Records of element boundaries
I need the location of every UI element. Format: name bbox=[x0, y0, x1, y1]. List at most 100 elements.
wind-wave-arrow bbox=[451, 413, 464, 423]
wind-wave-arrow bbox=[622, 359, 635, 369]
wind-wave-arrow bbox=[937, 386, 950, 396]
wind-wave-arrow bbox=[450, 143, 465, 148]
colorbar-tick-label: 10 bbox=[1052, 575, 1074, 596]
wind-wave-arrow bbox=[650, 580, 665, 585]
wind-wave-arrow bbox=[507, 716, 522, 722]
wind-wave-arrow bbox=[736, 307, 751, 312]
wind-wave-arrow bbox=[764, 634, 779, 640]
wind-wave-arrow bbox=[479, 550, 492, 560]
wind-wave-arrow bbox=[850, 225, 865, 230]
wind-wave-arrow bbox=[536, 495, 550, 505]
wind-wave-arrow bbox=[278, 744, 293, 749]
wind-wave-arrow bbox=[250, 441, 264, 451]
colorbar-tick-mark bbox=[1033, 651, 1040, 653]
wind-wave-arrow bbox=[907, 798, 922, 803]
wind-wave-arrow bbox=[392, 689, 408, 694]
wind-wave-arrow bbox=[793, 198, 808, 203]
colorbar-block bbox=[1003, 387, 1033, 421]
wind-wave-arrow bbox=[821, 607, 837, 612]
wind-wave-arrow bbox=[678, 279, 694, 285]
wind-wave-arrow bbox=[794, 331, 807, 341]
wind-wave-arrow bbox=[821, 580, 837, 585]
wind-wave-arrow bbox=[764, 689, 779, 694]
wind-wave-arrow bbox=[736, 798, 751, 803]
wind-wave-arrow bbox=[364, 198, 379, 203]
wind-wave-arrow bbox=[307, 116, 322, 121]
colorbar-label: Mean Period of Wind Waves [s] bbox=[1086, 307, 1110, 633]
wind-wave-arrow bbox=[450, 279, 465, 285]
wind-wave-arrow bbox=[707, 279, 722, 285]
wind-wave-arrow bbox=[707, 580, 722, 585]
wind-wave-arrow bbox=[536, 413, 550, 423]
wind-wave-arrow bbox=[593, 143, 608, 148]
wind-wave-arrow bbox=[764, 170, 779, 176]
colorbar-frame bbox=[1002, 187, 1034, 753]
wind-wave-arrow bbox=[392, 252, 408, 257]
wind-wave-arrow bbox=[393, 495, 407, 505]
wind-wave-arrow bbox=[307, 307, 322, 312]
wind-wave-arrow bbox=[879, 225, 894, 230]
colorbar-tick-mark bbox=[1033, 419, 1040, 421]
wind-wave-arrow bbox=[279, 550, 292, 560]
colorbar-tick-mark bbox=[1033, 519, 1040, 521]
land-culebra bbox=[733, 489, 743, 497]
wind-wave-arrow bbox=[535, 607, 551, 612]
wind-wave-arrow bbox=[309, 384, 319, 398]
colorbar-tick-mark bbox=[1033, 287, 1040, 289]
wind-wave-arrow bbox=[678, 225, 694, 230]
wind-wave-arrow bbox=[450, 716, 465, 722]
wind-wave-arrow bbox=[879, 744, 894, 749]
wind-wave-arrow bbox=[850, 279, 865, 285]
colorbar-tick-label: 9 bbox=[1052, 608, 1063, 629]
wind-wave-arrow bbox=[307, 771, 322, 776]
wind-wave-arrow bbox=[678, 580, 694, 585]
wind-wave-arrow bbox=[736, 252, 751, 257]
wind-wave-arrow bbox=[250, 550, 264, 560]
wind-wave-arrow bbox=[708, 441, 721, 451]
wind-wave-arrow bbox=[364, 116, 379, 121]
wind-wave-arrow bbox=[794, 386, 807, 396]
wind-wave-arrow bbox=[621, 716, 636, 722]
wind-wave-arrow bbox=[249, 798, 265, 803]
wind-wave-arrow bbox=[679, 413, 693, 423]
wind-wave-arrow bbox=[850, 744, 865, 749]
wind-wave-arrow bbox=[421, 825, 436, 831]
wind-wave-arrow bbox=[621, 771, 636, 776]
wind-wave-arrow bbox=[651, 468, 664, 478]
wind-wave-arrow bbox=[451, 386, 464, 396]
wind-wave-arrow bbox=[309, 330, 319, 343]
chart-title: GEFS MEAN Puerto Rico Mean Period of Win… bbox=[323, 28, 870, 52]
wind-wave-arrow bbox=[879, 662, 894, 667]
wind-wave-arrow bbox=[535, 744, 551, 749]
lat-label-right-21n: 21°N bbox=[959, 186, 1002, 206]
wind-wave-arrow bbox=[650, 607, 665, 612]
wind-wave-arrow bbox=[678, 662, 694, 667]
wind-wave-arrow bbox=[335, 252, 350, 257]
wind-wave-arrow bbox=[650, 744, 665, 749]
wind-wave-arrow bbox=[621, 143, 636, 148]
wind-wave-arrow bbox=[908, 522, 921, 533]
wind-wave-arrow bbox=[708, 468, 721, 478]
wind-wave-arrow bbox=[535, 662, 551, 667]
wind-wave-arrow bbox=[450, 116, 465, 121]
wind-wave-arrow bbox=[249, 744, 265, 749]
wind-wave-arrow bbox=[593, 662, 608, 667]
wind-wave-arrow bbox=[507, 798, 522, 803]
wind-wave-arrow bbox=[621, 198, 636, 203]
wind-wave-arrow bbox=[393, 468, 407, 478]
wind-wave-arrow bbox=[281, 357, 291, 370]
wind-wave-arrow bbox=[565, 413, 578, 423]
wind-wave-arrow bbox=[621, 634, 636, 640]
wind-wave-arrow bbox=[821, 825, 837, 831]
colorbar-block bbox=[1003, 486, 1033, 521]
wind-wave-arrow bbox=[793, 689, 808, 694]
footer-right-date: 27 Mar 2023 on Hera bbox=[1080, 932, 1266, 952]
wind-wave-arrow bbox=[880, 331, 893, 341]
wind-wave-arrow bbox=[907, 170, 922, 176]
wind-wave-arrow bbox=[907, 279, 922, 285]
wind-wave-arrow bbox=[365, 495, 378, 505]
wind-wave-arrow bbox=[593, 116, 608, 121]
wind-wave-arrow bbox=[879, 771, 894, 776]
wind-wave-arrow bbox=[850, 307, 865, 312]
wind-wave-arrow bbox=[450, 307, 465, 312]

_WORK TO DO:_ Render every line above as a JSON list of strings, with one string per line and blank lines omitted.

_SOLUTION TO THIS PROBLEM:_
[
  "I need the location of every UI element. Format: name bbox=[x0, y0, x1, y1]. List at most 100 elements.",
  "wind-wave-arrow bbox=[451, 413, 464, 423]",
  "wind-wave-arrow bbox=[622, 359, 635, 369]",
  "wind-wave-arrow bbox=[937, 386, 950, 396]",
  "wind-wave-arrow bbox=[450, 143, 465, 148]",
  "colorbar-tick-label: 10 bbox=[1052, 575, 1074, 596]",
  "wind-wave-arrow bbox=[650, 580, 665, 585]",
  "wind-wave-arrow bbox=[507, 716, 522, 722]",
  "wind-wave-arrow bbox=[736, 307, 751, 312]",
  "wind-wave-arrow bbox=[764, 634, 779, 640]",
  "wind-wave-arrow bbox=[479, 550, 492, 560]",
  "wind-wave-arrow bbox=[850, 225, 865, 230]",
  "wind-wave-arrow bbox=[536, 495, 550, 505]",
  "wind-wave-arrow bbox=[278, 744, 293, 749]",
  "wind-wave-arrow bbox=[250, 441, 264, 451]",
  "colorbar-tick-mark bbox=[1033, 651, 1040, 653]",
  "wind-wave-arrow bbox=[907, 798, 922, 803]",
  "wind-wave-arrow bbox=[392, 689, 408, 694]",
  "wind-wave-arrow bbox=[793, 198, 808, 203]",
  "colorbar-block bbox=[1003, 387, 1033, 421]",
  "wind-wave-arrow bbox=[821, 607, 837, 612]",
  "wind-wave-arrow bbox=[678, 279, 694, 285]",
  "wind-wave-arrow bbox=[794, 331, 807, 341]",
  "wind-wave-arrow bbox=[821, 580, 837, 585]",
  "wind-wave-arrow bbox=[764, 689, 779, 694]",
  "wind-wave-arrow bbox=[736, 798, 751, 803]",
  "wind-wave-arrow bbox=[364, 198, 379, 203]",
  "wind-wave-arrow bbox=[307, 116, 322, 121]",
  "colorbar-label: Mean Period of Wind Waves [s] bbox=[1086, 307, 1110, 633]",
  "wind-wave-arrow bbox=[450, 279, 465, 285]",
  "wind-wave-arrow bbox=[707, 279, 722, 285]",
  "wind-wave-arrow bbox=[707, 580, 722, 585]",
  "wind-wave-arrow bbox=[536, 413, 550, 423]",
  "wind-wave-arrow bbox=[593, 143, 608, 148]",
  "wind-wave-arrow bbox=[764, 170, 779, 176]",
  "colorbar-frame bbox=[1002, 187, 1034, 753]",
  "wind-wave-arrow bbox=[392, 252, 408, 257]",
  "wind-wave-arrow bbox=[393, 495, 407, 505]",
  "wind-wave-arrow bbox=[307, 307, 322, 312]",
  "wind-wave-arrow bbox=[879, 225, 894, 230]",
  "colorbar-tick-mark bbox=[1033, 419, 1040, 421]",
  "wind-wave-arrow bbox=[279, 550, 292, 560]",
  "colorbar-tick-mark bbox=[1033, 519, 1040, 521]",
  "land-culebra bbox=[733, 489, 743, 497]",
  "wind-wave-arrow bbox=[535, 607, 551, 612]",
  "wind-wave-arrow bbox=[309, 384, 319, 398]",
  "colorbar-tick-mark bbox=[1033, 287, 1040, 289]",
  "wind-wave-arrow bbox=[678, 225, 694, 230]",
  "wind-wave-arrow bbox=[450, 716, 465, 722]",
  "wind-wave-arrow bbox=[879, 744, 894, 749]",
  "wind-wave-arrow bbox=[850, 279, 865, 285]",
  "colorbar-tick-label: 9 bbox=[1052, 608, 1063, 629]",
  "wind-wave-arrow bbox=[307, 771, 322, 776]",
  "wind-wave-arrow bbox=[678, 580, 694, 585]",
  "wind-wave-arrow bbox=[736, 252, 751, 257]",
  "wind-wave-arrow bbox=[250, 550, 264, 560]",
  "wind-wave-arrow bbox=[708, 441, 721, 451]",
  "wind-wave-arrow bbox=[364, 116, 379, 121]",
  "wind-wave-arrow bbox=[794, 386, 807, 396]",
  "wind-wave-arrow bbox=[621, 716, 636, 722]",
  "wind-wave-arrow bbox=[249, 798, 265, 803]",
  "wind-wave-arrow bbox=[679, 413, 693, 423]",
  "wind-wave-arrow bbox=[850, 744, 865, 749]",
  "wind-wave-arrow bbox=[421, 825, 436, 831]",
  "wind-wave-arrow bbox=[621, 771, 636, 776]",
  "wind-wave-arrow bbox=[651, 468, 664, 478]",
  "wind-wave-arrow bbox=[451, 386, 464, 396]",
  "wind-wave-arrow bbox=[309, 330, 319, 343]",
  "chart-title: GEFS MEAN Puerto Rico Mean Period of Win… bbox=[323, 28, 870, 52]",
  "wind-wave-arrow bbox=[879, 662, 894, 667]",
  "wind-wave-arrow bbox=[535, 744, 551, 749]",
  "lat-label-right-21n: 21°N bbox=[959, 186, 1002, 206]",
  "wind-wave-arrow bbox=[650, 607, 665, 612]",
  "wind-wave-arrow bbox=[678, 662, 694, 667]",
  "wind-wave-arrow bbox=[335, 252, 350, 257]",
  "wind-wave-arrow bbox=[650, 744, 665, 749]",
  "wind-wave-arrow bbox=[621, 143, 636, 148]",
  "wind-wave-arrow bbox=[908, 522, 921, 533]",
  "wind-wave-arrow bbox=[708, 468, 721, 478]",
  "wind-wave-arrow bbox=[535, 662, 551, 667]",
  "wind-wave-arrow bbox=[450, 116, 465, 121]",
  "wind-wave-arrow bbox=[249, 744, 265, 749]",
  "wind-wave-arrow bbox=[593, 662, 608, 667]",
  "wind-wave-arrow bbox=[507, 798, 522, 803]",
  "wind-wave-arrow bbox=[621, 198, 636, 203]",
  "wind-wave-arrow bbox=[393, 468, 407, 478]",
  "wind-wave-arrow bbox=[281, 357, 291, 370]",
  "wind-wave-arrow bbox=[565, 413, 578, 423]",
  "wind-wave-arrow bbox=[621, 634, 636, 640]",
  "wind-wave-arrow bbox=[821, 825, 837, 831]",
  "colorbar-block bbox=[1003, 486, 1033, 521]",
  "wind-wave-arrow bbox=[793, 689, 808, 694]",
  "footer-right-date: 27 Mar 2023 on Hera bbox=[1080, 932, 1266, 952]",
  "wind-wave-arrow bbox=[880, 331, 893, 341]",
  "wind-wave-arrow bbox=[907, 170, 922, 176]",
  "wind-wave-arrow bbox=[907, 279, 922, 285]",
  "wind-wave-arrow bbox=[365, 495, 378, 505]",
  "wind-wave-arrow bbox=[593, 116, 608, 121]",
  "wind-wave-arrow bbox=[879, 771, 894, 776]",
  "wind-wave-arrow bbox=[850, 307, 865, 312]",
  "wind-wave-arrow bbox=[450, 307, 465, 312]"
]